Every line below must be reproduced exactly. Copy them all.

(Excerpt from a dataset)
--- Start ---
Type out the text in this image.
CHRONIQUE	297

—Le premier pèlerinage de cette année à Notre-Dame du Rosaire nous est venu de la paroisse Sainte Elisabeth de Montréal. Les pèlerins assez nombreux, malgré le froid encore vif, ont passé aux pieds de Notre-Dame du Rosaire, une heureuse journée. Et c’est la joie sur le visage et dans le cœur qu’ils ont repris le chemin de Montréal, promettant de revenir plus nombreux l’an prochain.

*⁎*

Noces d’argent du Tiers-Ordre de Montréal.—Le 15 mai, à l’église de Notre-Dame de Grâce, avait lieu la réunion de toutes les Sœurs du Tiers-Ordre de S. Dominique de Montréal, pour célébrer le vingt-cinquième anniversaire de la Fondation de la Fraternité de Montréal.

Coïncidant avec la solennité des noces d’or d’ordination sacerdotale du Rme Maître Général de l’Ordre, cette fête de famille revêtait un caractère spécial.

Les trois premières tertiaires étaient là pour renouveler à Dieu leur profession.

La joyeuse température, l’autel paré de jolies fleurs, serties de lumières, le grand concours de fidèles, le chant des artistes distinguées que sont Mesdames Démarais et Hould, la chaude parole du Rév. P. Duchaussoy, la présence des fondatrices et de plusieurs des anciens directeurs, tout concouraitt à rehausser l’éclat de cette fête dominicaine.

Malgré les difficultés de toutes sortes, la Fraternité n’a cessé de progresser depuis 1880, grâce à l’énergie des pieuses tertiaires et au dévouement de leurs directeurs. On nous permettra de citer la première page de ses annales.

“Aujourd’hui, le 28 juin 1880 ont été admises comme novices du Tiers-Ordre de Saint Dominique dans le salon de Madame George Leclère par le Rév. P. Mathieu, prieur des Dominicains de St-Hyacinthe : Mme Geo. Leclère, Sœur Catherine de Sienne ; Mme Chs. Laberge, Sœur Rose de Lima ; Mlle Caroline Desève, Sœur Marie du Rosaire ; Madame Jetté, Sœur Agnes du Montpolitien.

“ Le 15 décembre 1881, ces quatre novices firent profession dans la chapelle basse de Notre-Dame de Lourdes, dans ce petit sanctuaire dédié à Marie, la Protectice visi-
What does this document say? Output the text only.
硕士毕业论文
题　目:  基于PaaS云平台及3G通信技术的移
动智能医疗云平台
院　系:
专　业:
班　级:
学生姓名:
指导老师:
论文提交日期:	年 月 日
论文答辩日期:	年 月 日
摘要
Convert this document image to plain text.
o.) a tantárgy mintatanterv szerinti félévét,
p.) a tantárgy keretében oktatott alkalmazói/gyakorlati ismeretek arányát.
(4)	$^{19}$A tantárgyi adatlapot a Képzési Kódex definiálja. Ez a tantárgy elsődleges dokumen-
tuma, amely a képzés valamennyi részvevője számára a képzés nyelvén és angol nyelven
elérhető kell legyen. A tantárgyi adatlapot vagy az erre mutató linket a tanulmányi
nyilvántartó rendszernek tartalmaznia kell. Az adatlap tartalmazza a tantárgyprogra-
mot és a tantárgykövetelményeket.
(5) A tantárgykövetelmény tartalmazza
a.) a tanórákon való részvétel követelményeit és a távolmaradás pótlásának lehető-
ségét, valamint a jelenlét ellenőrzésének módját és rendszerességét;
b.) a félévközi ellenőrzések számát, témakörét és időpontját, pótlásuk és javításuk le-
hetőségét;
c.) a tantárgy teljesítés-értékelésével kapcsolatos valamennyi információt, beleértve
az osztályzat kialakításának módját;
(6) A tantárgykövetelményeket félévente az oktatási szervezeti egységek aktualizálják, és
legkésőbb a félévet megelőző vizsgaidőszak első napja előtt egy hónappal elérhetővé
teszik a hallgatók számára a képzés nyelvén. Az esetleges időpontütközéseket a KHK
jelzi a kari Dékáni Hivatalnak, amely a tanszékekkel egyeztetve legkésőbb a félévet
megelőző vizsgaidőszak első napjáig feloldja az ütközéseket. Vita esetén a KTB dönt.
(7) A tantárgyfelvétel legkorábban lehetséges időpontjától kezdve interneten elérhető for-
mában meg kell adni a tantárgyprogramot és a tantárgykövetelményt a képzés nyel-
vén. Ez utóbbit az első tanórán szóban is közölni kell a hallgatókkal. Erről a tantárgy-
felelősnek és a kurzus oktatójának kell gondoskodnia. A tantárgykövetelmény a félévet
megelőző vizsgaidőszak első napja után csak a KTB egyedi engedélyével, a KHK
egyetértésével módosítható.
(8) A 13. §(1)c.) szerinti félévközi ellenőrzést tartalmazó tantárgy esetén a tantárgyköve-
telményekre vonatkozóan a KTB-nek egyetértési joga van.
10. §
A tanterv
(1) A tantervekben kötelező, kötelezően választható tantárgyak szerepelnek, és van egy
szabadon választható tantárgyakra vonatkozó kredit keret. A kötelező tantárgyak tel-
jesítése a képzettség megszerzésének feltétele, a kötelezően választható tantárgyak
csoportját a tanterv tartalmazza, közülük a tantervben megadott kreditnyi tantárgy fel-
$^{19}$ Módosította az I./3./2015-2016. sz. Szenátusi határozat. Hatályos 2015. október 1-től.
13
--- End ---
ANSWER TO THIS PROBLEM:
Type out the text in this image.
CHRONIQUE	297

—Le premier pèlerinage de cette année à Notre-Dame du Rosaire nous est venu de la paroisse Sainte Elisabeth de Montréal. Les pèlerins assez nombreux, malgré le froid encore vif, ont passé aux pieds de Notre-Dame du Rosaire, une heureuse journée. Et c’est la joie sur le visage et dans le cœur qu’ils ont repris le chemin de Montréal, promettant de revenir plus nombreux l’an prochain.

*⁎*

Noces d’argent du Tiers-Ordre de Montréal.—Le 15 mai, à l’église de Notre-Dame de Grâce, avait lieu la réunion de toutes les Sœurs du Tiers-Ordre de S. Dominique de Montréal, pour célébrer le vingt-cinquième anniversaire de la Fondation de la Fraternité de Montréal.

Coïncidant avec la solennité des noces d’or d’ordination sacerdotale du Rme Maître Général de l’Ordre, cette fête de famille revêtait un caractère spécial.

Les trois premières tertiaires étaient là pour renouveler à Dieu leur profession.

La joyeuse température, l’autel paré de jolies fleurs, serties de lumières, le grand concours de fidèles, le chant des artistes distinguées que sont Mesdames Démarais et Hould, la chaude parole du Rév. P. Duchaussoy, la présence des fondatrices et de plusieurs des anciens directeurs, tout concouraitt à rehausser l’éclat de cette fête dominicaine.

Malgré les difficultés de toutes sortes, la Fraternité n’a cessé de progresser depuis 1880, grâce à l’énergie des pieuses tertiaires et au dévouement de leurs directeurs. On nous permettra de citer la première page de ses annales.

“Aujourd’hui, le 28 juin 1880 ont été admises comme novices du Tiers-Ordre de Saint Dominique dans le salon de Madame George Leclère par le Rév. P. Mathieu, prieur des Dominicains de St-Hyacinthe : Mme Geo. Leclère, Sœur Catherine de Sienne ; Mme Chs. Laberge, Sœur Rose de Lima ; Mlle Caroline Desève, Sœur Marie du Rosaire ; Madame Jetté, Sœur Agnes du Montpolitien.

“ Le 15 décembre 1881, ces quatre novices firent profession dans la chapelle basse de Notre-Dame de Lourdes, dans ce petit sanctuaire dédié à Marie, la Protectice visi-
What does this document say? Output the text only.
硕士毕业论文
题　目:  基于PaaS云平台及3G通信技术的移
动智能医疗云平台
院　系:
专　业:
班　级:
学生姓名:
指导老师:
论文提交日期:	年 月 日
论文答辩日期:	年 月 日
摘要
Convert this document image to plain text.
o.) a tantárgy mintatanterv szerinti félévét,
p.) a tantárgy keretében oktatott alkalmazói/gyakorlati ismeretek arányát.
(4)	$^{19}$A tantárgyi adatlapot a Képzési Kódex definiálja. Ez a tantárgy elsődleges dokumen-
tuma, amely a képzés valamennyi részvevője számára a képzés nyelvén és angol nyelven
elérhető kell legyen. A tantárgyi adatlapot vagy az erre mutató linket a tanulmányi
nyilvántartó rendszernek tartalmaznia kell. Az adatlap tartalmazza a tantárgyprogra-
mot és a tantárgykövetelményeket.
(5) A tantárgykövetelmény tartalmazza
a.) a tanórákon való részvétel követelményeit és a távolmaradás pótlásának lehető-
ségét, valamint a jelenlét ellenőrzésének módját és rendszerességét;
b.) a félévközi ellenőrzések számát, témakörét és időpontját, pótlásuk és javításuk le-
hetőségét;
c.) a tantárgy teljesítés-értékelésével kapcsolatos valamennyi információt, beleértve
az osztályzat kialakításának módját;
(6) A tantárgykövetelményeket félévente az oktatási szervezeti egységek aktualizálják, és
legkésőbb a félévet megelőző vizsgaidőszak első napja előtt egy hónappal elérhetővé
teszik a hallgatók számára a képzés nyelvén. Az esetleges időpontütközéseket a KHK
jelzi a kari Dékáni Hivatalnak, amely a tanszékekkel egyeztetve legkésőbb a félévet
megelőző vizsgaidőszak első napjáig feloldja az ütközéseket. Vita esetén a KTB dönt.
(7) A tantárgyfelvétel legkorábban lehetséges időpontjától kezdve interneten elérhető for-
mában meg kell adni a tantárgyprogramot és a tantárgykövetelményt a képzés nyel-
vén. Ez utóbbit az első tanórán szóban is közölni kell a hallgatókkal. Erről a tantárgy-
felelősnek és a kurzus oktatójának kell gondoskodnia. A tantárgykövetelmény a félévet
megelőző vizsgaidőszak első napja után csak a KTB egyedi engedélyével, a KHK
egyetértésével módosítható.
(8) A 13. §(1)c.) szerinti félévközi ellenőrzést tartalmazó tantárgy esetén a tantárgyköve-
telményekre vonatkozóan a KTB-nek egyetértési joga van.
10. §
A tanterv
(1) A tantervekben kötelező, kötelezően választható tantárgyak szerepelnek, és van egy
szabadon választható tantárgyakra vonatkozó kredit keret. A kötelező tantárgyak tel-
jesítése a képzettség megszerzésének feltétele, a kötelezően választható tantárgyak
csoportját a tanterv tartalmazza, közülük a tantervben megadott kreditnyi tantárgy fel-
$^{19}$ Módosította az I./3./2015-2016. sz. Szenátusi határozat. Hatályos 2015. október 1-től.
13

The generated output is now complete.